■ Work to do
Write out every record in full, exactly as written, please.

■ Extracted records
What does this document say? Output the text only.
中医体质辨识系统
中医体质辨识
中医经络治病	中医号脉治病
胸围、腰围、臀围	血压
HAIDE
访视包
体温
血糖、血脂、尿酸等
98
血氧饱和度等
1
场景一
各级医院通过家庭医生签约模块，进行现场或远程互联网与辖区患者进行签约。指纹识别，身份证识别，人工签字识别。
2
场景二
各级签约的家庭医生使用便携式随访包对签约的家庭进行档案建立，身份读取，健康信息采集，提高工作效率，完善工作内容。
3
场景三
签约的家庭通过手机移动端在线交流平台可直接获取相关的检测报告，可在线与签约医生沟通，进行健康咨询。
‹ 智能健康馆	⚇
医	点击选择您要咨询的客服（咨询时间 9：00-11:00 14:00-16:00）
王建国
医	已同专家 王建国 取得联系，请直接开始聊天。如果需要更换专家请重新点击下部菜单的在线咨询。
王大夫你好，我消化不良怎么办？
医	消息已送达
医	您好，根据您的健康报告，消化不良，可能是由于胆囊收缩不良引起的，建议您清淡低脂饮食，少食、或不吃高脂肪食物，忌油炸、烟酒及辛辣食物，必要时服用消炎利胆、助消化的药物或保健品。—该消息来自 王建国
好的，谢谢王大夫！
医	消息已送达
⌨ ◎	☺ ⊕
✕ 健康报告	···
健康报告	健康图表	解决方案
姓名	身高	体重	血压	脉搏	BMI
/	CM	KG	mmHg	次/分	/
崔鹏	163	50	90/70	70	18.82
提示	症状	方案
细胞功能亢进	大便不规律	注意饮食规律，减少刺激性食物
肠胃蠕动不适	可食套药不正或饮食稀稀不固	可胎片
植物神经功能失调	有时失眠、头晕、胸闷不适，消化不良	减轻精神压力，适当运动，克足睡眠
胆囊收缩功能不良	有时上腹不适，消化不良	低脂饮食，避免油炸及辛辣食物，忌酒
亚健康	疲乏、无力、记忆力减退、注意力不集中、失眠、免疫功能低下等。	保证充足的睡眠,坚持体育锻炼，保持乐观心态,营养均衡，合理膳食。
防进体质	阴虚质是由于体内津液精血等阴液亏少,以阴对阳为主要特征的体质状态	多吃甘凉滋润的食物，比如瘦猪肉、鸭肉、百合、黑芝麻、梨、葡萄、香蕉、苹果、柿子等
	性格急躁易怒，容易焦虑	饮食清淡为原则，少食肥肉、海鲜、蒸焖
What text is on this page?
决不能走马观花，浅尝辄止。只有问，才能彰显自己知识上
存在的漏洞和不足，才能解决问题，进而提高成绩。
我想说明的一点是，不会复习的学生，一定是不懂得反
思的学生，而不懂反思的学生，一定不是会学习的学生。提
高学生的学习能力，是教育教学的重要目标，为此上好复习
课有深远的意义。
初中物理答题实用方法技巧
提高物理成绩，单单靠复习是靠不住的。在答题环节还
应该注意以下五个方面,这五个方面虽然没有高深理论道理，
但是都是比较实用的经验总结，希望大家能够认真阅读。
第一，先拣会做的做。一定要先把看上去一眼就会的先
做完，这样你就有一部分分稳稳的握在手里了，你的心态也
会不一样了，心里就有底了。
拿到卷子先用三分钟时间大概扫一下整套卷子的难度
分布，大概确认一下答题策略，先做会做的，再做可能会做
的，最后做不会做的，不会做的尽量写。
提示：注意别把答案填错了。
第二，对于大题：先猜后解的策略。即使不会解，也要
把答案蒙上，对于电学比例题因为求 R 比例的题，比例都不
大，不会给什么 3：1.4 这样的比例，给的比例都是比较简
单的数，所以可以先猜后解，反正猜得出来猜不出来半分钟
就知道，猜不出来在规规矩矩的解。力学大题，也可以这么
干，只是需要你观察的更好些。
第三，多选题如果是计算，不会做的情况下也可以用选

■ Response to the exercise
What does this document say? Output the text only.
中医体质辨识系统
中医体质辨识
中医经络治病	中医号脉治病
胸围、腰围、臀围	血压
HAIDE
访视包
体温
血糖、血脂、尿酸等
98
血氧饱和度等
1
场景一
各级医院通过家庭医生签约模块，进行现场或远程互联网与辖区患者进行签约。指纹识别，身份证识别，人工签字识别。
2
场景二
各级签约的家庭医生使用便携式随访包对签约的家庭进行档案建立，身份读取，健康信息采集，提高工作效率，完善工作内容。
3
场景三
签约的家庭通过手机移动端在线交流平台可直接获取相关的检测报告，可在线与签约医生沟通，进行健康咨询。
‹ 智能健康馆	⚇
医	点击选择您要咨询的客服（咨询时间 9：00-11:00 14:00-16:00）
王建国
医	已同专家 王建国 取得联系，请直接开始聊天。如果需要更换专家请重新点击下部菜单的在线咨询。
王大夫你好，我消化不良怎么办？
医	消息已送达
医	您好，根据您的健康报告，消化不良，可能是由于胆囊收缩不良引起的，建议您清淡低脂饮食，少食、或不吃高脂肪食物，忌油炸、烟酒及辛辣食物，必要时服用消炎利胆、助消化的药物或保健品。—该消息来自 王建国
好的，谢谢王大夫！
医	消息已送达
⌨ ◎	☺ ⊕
✕ 健康报告	···
健康报告	健康图表	解决方案
姓名	身高	体重	血压	脉搏	BMI
/	CM	KG	mmHg	次/分	/
崔鹏	163	50	90/70	70	18.82
提示	症状	方案
细胞功能亢进	大便不规律	注意饮食规律，减少刺激性食物
肠胃蠕动不适	可食套药不正或饮食稀稀不固	可胎片
植物神经功能失调	有时失眠、头晕、胸闷不适，消化不良	减轻精神压力，适当运动，克足睡眠
胆囊收缩功能不良	有时上腹不适，消化不良	低脂饮食，避免油炸及辛辣食物，忌酒
亚健康	疲乏、无力、记忆力减退、注意力不集中、失眠、免疫功能低下等。	保证充足的睡眠,坚持体育锻炼，保持乐观心态,营养均衡，合理膳食。
防进体质	阴虚质是由于体内津液精血等阴液亏少,以阴对阳为主要特征的体质状态	多吃甘凉滋润的食物，比如瘦猪肉、鸭肉、百合、黑芝麻、梨、葡萄、香蕉、苹果、柿子等
	性格急躁易怒，容易焦虑	饮食清淡为原则，少食肥肉、海鲜、蒸焖
What text is on this page?
决不能走马观花，浅尝辄止。只有问，才能彰显自己知识上
存在的漏洞和不足，才能解决问题，进而提高成绩。
我想说明的一点是，不会复习的学生，一定是不懂得反
思的学生，而不懂反思的学生，一定不是会学习的学生。提
高学生的学习能力，是教育教学的重要目标，为此上好复习
课有深远的意义。
初中物理答题实用方法技巧
提高物理成绩，单单靠复习是靠不住的。在答题环节还
应该注意以下五个方面,这五个方面虽然没有高深理论道理，
但是都是比较实用的经验总结，希望大家能够认真阅读。
第一，先拣会做的做。一定要先把看上去一眼就会的先
做完，这样你就有一部分分稳稳的握在手里了，你的心态也
会不一样了，心里就有底了。
拿到卷子先用三分钟时间大概扫一下整套卷子的难度
分布，大概确认一下答题策略，先做会做的，再做可能会做
的，最后做不会做的，不会做的尽量写。
提示：注意别把答案填错了。
第二，对于大题：先猜后解的策略。即使不会解，也要
把答案蒙上，对于电学比例题因为求 R 比例的题，比例都不
大，不会给什么 3：1.4 这样的比例，给的比例都是比较简
单的数，所以可以先猜后解，反正猜得出来猜不出来半分钟
就知道，猜不出来在规规矩矩的解。力学大题，也可以这么
干，只是需要你观察的更好些。
第三，多选题如果是计算，不会做的情况下也可以用选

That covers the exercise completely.